* [PROMPT] Reproduce each of the records below word for word, and leave the pictures out of your answer.

[Begin EXERCISE DATA]

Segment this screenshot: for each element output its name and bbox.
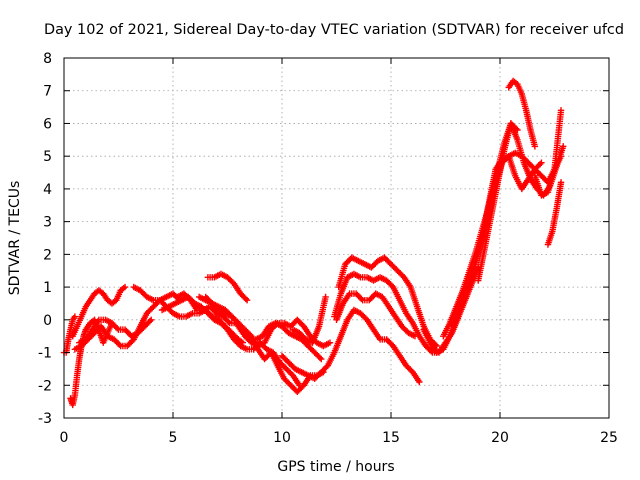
x-tick-label: 0 (60, 430, 69, 446)
sdtvar-chart: Day 102 of 2021, Sidereal Day-to-day VTE… (0, 0, 640, 480)
x-tick-label: 10 (273, 430, 291, 446)
y-tick-label: 4 (43, 182, 52, 198)
y-tick-label: 8 (43, 51, 52, 67)
y-tick-label: 7 (43, 84, 52, 100)
chart-title: Day 102 of 2021, Sidereal Day-to-day VTE… (44, 22, 624, 38)
y-tick-label: 5 (43, 149, 52, 165)
x-tick-label: 15 (382, 430, 400, 446)
y-tick-label: 2 (43, 247, 52, 263)
y-axis-label: SDTVAR / TECUs (7, 181, 23, 296)
y-tick-label: -3 (38, 411, 52, 427)
series-arc-21 (506, 78, 539, 150)
data-points (61, 78, 567, 408)
y-tick-label: 1 (43, 280, 52, 296)
y-tick-label: -2 (38, 378, 52, 394)
series-arc-13 (279, 307, 423, 385)
y-tick-label: -1 (38, 346, 52, 362)
y-tick-label: 6 (43, 116, 52, 132)
y-tick-label: 3 (43, 215, 52, 231)
series-arc-17 (421, 150, 565, 356)
x-tick-label: 20 (491, 430, 509, 446)
y-tick-label: 0 (43, 313, 52, 329)
x-tick-label: 5 (169, 430, 178, 446)
x-axis-label: GPS time / hours (277, 459, 394, 475)
tick-labels: 0 5 10 15 20 25 -3 -2 -1 0 1 2 3 4 5 6 7 8 (38, 51, 618, 446)
series-arc-20 (475, 120, 521, 283)
x-tick-label: 25 (600, 430, 618, 446)
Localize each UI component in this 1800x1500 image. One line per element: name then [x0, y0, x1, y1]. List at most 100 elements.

[End EXERCISE DATA]

* [OUTPUT FOR THIS EXERCISE]
Segment this screenshot: for each element output its name and bbox.
x-tick-label: 0 (60, 430, 69, 446)
sdtvar-chart: Day 102 of 2021, Sidereal Day-to-day VTE… (0, 0, 640, 480)
x-tick-label: 10 (273, 430, 291, 446)
y-tick-label: 4 (43, 182, 52, 198)
y-tick-label: 8 (43, 51, 52, 67)
y-tick-label: 7 (43, 84, 52, 100)
chart-title: Day 102 of 2021, Sidereal Day-to-day VTE… (44, 22, 624, 38)
y-tick-label: 5 (43, 149, 52, 165)
x-tick-label: 15 (382, 430, 400, 446)
y-tick-label: 2 (43, 247, 52, 263)
y-axis-label: SDTVAR / TECUs (7, 181, 23, 296)
y-tick-label: -3 (38, 411, 52, 427)
series-arc-21 (506, 78, 539, 150)
data-points (61, 78, 567, 408)
y-tick-label: 1 (43, 280, 52, 296)
y-tick-label: -2 (38, 378, 52, 394)
series-arc-13 (279, 307, 423, 385)
y-tick-label: -1 (38, 346, 52, 362)
y-tick-label: 6 (43, 116, 52, 132)
y-tick-label: 3 (43, 215, 52, 231)
series-arc-17 (421, 150, 565, 356)
x-tick-label: 20 (491, 430, 509, 446)
y-tick-label: 0 (43, 313, 52, 329)
x-tick-label: 5 (169, 430, 178, 446)
x-axis-label: GPS time / hours (277, 459, 394, 475)
tick-labels: 0 5 10 15 20 25 -3 -2 -1 0 1 2 3 4 5 6 7 8 (38, 51, 618, 446)
series-arc-20 (475, 120, 521, 283)
x-tick-label: 25 (600, 430, 618, 446)
Localize each UI component in this 1800x1500 image. One line per element: name then [x0, y0, x1, y1]. List at most 100 elements.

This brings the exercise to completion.